Pick out each line below containing "Yoga".

Provided data -
..........
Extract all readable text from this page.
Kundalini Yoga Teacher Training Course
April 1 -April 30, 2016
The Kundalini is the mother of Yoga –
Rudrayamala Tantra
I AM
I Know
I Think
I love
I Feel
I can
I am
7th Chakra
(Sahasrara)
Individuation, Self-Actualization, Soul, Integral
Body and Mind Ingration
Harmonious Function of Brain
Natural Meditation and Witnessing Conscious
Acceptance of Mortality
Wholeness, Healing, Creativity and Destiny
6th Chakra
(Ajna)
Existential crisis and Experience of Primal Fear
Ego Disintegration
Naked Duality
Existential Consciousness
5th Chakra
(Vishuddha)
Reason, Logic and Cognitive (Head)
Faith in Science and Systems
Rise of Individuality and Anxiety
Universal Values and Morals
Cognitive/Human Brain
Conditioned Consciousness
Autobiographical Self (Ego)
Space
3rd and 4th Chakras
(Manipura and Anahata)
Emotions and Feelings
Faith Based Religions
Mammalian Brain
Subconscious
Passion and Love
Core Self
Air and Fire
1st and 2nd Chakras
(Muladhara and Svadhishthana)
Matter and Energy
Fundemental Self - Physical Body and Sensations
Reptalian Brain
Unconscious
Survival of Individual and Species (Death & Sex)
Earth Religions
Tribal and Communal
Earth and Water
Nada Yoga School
..........
Response to this task -
Kundalini Yoga Teacher Training Course
The Kundalini is the mother of Yoga –
Nada Yoga School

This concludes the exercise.